TASK OBJECTIVE: Go through the entries below and copy each line containing the word "niloticus".

RECORDS TO PROCESS:
::::

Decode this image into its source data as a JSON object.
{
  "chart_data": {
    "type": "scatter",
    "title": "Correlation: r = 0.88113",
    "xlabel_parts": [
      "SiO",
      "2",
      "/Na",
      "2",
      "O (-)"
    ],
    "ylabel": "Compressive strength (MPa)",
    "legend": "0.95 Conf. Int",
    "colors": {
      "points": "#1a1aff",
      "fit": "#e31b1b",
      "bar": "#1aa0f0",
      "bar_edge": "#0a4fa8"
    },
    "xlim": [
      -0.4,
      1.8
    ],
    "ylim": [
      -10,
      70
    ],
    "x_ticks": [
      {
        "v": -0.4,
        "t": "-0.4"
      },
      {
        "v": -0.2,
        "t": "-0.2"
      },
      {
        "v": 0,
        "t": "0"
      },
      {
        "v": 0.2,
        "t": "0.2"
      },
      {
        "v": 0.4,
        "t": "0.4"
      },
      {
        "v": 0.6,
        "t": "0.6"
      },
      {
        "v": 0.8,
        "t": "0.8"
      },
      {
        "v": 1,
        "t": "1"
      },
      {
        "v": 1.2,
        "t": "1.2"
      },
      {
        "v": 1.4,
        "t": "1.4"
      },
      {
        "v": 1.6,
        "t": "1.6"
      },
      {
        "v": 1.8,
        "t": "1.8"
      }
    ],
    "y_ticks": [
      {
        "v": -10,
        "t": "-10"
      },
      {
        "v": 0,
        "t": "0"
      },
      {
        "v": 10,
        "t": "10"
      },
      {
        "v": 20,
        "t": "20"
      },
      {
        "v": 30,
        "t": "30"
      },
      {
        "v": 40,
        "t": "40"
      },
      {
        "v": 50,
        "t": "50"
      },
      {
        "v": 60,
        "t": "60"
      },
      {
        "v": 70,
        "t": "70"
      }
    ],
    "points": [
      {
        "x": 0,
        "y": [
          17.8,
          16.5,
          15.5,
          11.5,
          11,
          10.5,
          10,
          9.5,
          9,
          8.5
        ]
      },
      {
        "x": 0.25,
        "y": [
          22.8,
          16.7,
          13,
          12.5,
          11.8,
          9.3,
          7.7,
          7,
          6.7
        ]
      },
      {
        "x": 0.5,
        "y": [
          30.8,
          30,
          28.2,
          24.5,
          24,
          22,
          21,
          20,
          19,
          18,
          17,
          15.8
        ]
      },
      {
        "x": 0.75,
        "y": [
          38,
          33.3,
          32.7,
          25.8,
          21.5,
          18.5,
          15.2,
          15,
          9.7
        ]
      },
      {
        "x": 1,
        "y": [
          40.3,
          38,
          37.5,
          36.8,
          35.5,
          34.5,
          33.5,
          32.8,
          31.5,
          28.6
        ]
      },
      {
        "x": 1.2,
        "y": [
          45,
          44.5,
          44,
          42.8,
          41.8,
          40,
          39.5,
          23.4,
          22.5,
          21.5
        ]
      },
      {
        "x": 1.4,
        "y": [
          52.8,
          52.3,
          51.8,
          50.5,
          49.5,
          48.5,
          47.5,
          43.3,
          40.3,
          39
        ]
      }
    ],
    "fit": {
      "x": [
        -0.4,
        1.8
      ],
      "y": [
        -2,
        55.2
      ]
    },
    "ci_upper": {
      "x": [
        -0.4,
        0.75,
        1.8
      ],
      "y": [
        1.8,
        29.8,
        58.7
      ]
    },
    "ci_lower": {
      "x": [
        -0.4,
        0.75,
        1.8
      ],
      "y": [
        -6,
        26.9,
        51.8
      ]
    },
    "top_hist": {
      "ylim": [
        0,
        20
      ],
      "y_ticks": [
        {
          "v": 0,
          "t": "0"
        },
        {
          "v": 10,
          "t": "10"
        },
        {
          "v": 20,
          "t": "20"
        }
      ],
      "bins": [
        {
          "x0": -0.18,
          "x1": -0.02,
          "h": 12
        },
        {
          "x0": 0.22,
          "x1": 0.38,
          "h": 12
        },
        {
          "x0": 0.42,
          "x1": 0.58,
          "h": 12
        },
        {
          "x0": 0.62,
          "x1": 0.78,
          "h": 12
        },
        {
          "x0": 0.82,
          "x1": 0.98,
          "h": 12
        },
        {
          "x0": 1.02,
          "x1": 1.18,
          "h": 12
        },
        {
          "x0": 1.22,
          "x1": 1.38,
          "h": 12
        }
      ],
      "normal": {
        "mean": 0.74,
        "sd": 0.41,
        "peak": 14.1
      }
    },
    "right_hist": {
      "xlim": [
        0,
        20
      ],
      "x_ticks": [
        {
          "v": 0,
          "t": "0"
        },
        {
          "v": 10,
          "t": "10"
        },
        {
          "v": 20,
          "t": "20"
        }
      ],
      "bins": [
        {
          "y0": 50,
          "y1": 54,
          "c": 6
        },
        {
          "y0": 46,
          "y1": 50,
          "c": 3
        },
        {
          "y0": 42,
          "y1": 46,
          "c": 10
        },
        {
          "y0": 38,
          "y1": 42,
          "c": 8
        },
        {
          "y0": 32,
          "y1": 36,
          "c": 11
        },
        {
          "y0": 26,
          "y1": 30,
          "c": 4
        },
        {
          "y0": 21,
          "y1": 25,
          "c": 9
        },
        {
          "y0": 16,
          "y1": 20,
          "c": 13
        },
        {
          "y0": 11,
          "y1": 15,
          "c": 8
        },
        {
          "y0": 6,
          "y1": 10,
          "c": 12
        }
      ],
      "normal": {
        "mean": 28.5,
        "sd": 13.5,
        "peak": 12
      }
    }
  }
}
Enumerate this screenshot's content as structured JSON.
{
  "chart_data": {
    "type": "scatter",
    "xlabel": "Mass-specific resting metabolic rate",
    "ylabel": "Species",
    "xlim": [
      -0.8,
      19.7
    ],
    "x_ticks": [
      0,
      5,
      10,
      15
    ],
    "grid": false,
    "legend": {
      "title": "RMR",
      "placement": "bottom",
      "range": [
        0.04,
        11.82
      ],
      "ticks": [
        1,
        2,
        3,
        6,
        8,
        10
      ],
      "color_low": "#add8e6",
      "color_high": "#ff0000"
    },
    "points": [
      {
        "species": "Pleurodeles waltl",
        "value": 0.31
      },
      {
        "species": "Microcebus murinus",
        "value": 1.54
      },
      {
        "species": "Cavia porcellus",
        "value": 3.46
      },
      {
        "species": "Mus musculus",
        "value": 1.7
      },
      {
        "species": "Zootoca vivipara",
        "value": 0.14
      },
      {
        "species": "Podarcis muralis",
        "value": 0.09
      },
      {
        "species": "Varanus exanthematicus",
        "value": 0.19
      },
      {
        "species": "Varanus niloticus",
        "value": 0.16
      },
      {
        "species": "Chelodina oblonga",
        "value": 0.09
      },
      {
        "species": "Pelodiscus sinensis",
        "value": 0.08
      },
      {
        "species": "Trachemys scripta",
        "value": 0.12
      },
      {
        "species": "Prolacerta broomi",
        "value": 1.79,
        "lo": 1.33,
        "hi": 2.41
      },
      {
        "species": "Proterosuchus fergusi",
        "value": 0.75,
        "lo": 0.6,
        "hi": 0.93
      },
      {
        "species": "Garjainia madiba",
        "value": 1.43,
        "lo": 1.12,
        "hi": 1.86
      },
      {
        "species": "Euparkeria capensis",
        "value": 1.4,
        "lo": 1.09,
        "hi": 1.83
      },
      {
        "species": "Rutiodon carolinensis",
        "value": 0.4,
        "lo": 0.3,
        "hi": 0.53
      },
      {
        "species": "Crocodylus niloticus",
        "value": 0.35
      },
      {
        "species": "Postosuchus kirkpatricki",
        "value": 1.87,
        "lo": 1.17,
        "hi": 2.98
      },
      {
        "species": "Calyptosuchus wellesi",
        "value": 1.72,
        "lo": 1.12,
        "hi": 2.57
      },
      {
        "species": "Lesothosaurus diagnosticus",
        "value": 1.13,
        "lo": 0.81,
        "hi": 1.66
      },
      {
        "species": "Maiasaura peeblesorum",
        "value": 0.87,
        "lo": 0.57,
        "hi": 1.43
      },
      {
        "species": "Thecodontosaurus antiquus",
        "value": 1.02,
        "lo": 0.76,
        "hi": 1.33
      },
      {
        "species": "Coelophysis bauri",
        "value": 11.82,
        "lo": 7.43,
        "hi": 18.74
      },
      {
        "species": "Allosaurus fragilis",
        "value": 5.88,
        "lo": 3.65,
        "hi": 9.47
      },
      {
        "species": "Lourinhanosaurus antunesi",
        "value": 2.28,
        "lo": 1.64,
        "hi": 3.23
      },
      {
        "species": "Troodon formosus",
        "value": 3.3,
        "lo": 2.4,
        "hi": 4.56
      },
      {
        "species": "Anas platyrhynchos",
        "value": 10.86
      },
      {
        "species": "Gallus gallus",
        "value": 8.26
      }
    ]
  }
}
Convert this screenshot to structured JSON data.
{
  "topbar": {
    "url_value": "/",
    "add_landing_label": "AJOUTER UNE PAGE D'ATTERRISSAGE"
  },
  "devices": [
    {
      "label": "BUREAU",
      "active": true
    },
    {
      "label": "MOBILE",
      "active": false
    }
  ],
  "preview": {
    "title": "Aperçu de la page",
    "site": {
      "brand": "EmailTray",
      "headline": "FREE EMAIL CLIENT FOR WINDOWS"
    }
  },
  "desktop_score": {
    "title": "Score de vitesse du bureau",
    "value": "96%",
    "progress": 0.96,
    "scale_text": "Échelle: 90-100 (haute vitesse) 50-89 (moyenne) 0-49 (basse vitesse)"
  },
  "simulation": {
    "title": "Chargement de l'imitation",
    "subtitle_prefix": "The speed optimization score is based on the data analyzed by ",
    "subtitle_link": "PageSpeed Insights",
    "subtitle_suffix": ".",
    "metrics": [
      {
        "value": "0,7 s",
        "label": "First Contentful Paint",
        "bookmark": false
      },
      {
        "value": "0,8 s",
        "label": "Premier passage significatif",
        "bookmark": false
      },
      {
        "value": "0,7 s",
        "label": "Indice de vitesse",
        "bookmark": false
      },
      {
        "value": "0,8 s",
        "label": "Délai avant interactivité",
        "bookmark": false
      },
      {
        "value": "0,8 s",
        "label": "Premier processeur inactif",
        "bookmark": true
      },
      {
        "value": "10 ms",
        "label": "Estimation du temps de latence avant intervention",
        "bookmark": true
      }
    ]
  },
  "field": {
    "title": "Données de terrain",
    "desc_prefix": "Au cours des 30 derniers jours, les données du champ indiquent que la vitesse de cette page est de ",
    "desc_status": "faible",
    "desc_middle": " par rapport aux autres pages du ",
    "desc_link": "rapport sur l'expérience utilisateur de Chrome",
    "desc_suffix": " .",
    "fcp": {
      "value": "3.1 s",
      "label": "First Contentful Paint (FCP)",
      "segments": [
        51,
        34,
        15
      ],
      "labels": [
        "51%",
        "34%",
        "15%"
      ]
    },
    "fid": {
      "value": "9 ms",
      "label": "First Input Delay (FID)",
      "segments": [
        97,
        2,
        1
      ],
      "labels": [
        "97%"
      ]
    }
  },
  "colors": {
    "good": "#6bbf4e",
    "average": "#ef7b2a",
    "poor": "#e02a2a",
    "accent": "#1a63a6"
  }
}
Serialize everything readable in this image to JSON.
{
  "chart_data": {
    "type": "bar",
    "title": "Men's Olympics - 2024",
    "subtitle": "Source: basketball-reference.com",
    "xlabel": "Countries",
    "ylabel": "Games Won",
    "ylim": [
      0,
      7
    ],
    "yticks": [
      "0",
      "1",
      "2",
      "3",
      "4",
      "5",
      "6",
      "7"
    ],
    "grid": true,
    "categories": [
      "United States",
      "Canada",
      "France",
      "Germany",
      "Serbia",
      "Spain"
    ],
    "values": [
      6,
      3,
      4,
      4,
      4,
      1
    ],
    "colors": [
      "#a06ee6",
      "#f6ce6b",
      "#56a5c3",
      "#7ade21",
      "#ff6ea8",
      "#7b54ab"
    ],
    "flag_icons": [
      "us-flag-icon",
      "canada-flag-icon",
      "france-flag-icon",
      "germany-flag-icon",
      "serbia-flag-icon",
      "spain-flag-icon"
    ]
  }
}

::::

FULL ANSWER:
        "species": "Varanus niloticus",
        "species": "Crocodylus niloticus",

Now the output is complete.